Challenge>
Work out how many lines in the listing below include the word "массовой". Give nothing but the number.

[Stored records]
>> Begin

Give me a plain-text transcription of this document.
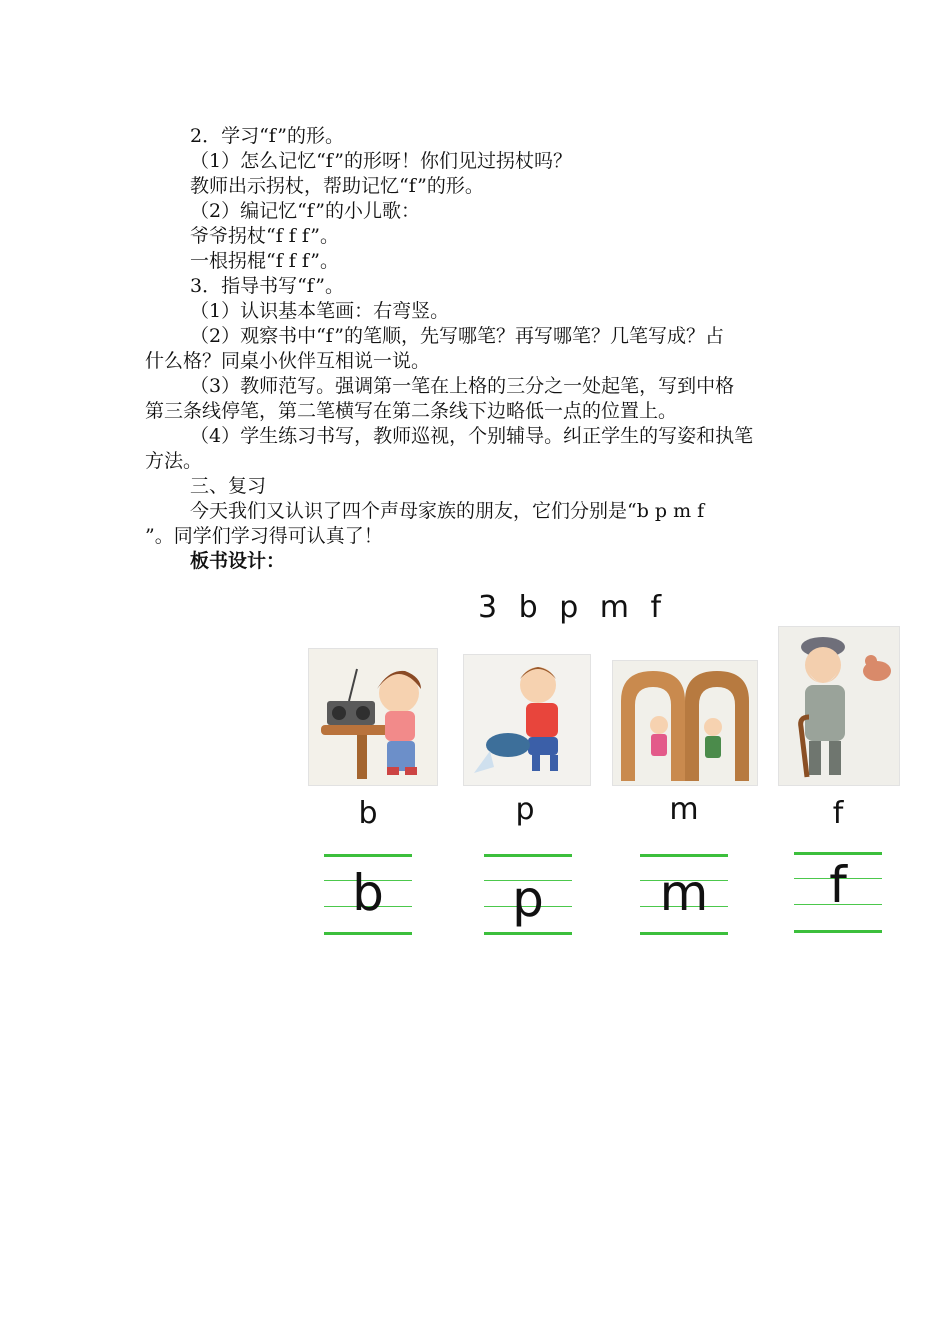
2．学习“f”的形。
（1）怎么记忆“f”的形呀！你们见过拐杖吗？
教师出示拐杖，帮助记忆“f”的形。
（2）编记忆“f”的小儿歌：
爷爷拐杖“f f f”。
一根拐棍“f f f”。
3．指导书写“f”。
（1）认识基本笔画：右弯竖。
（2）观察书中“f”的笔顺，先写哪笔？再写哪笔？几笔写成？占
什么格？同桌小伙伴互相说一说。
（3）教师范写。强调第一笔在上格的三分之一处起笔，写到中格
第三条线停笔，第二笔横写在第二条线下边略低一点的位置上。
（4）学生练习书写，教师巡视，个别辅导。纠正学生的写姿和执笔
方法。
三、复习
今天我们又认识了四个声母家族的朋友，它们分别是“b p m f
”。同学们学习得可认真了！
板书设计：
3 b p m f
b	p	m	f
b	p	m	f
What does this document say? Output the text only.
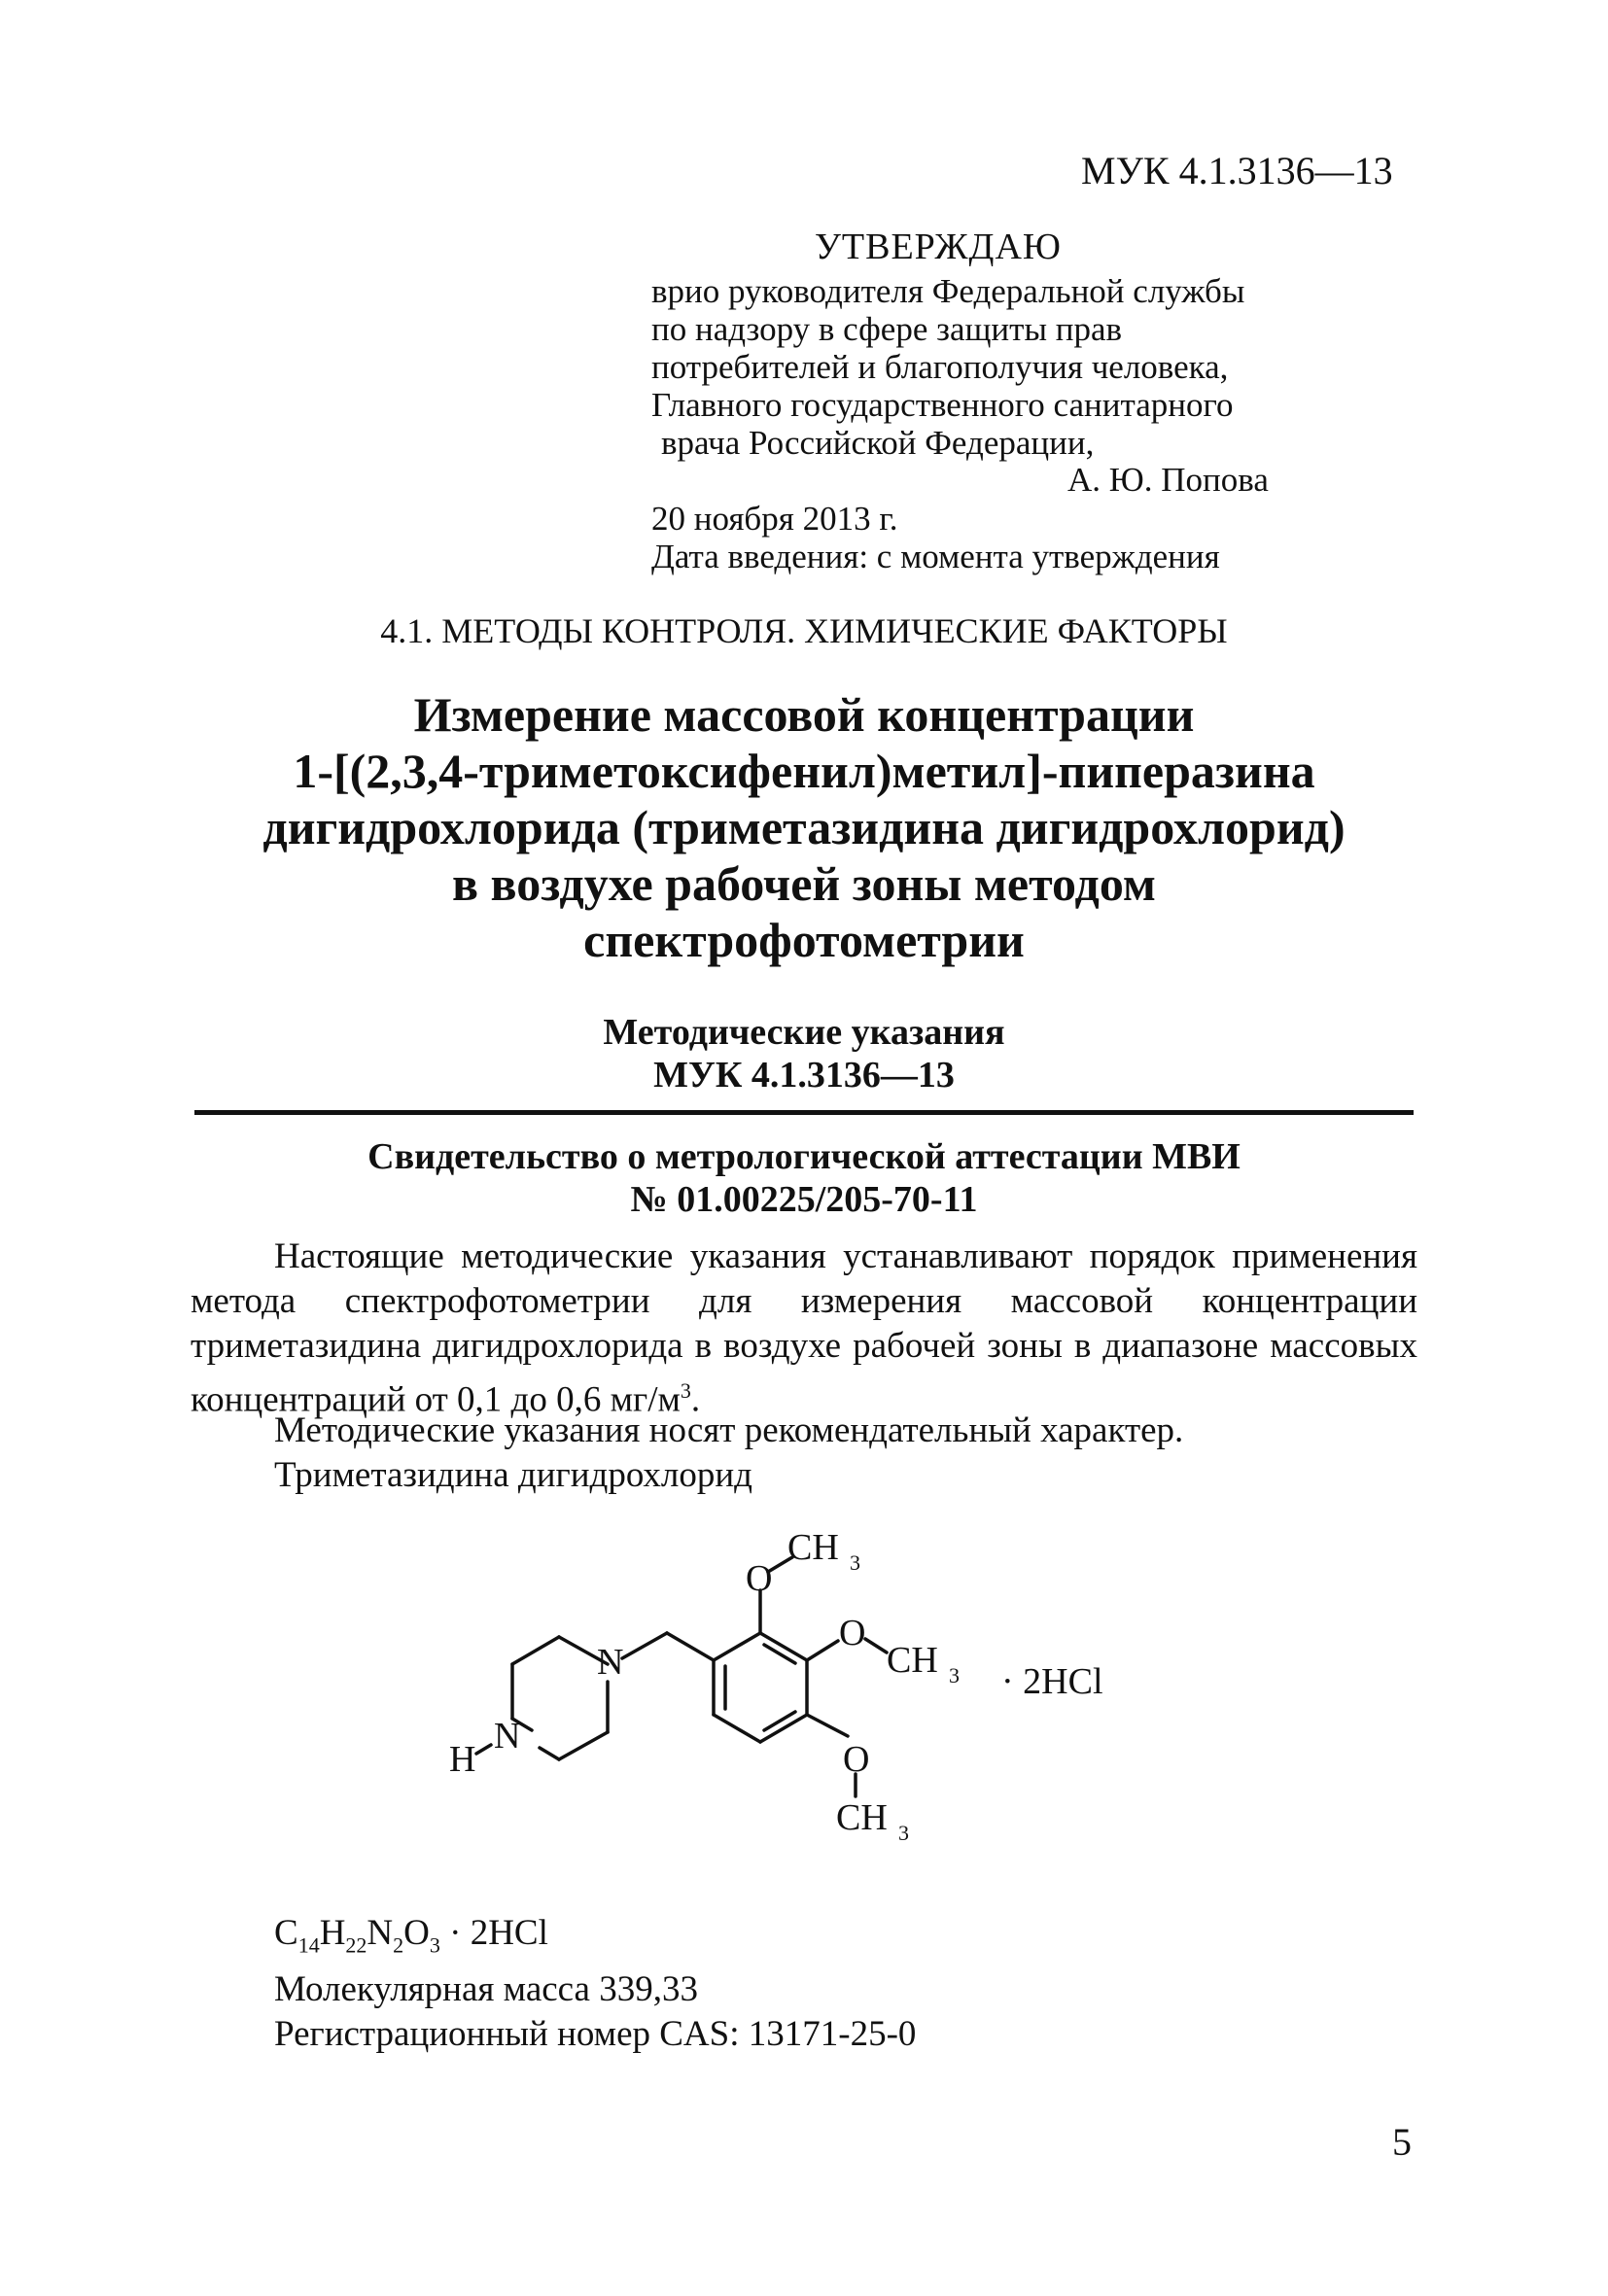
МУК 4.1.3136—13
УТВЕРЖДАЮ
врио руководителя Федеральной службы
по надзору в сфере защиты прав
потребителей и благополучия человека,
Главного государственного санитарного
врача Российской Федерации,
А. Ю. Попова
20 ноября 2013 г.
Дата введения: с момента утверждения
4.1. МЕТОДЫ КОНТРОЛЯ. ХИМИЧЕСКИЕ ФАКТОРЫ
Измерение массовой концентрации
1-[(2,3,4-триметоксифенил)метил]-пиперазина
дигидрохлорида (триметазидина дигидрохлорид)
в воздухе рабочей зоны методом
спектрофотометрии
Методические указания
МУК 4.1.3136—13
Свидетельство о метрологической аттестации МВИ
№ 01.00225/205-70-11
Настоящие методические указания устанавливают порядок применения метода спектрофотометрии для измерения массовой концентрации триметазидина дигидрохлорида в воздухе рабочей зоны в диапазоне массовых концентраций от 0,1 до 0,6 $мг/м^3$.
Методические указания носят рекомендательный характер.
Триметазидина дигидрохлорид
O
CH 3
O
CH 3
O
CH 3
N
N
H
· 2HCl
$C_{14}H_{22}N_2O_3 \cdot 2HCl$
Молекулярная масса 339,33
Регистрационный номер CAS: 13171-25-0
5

>> End

Task solution>
2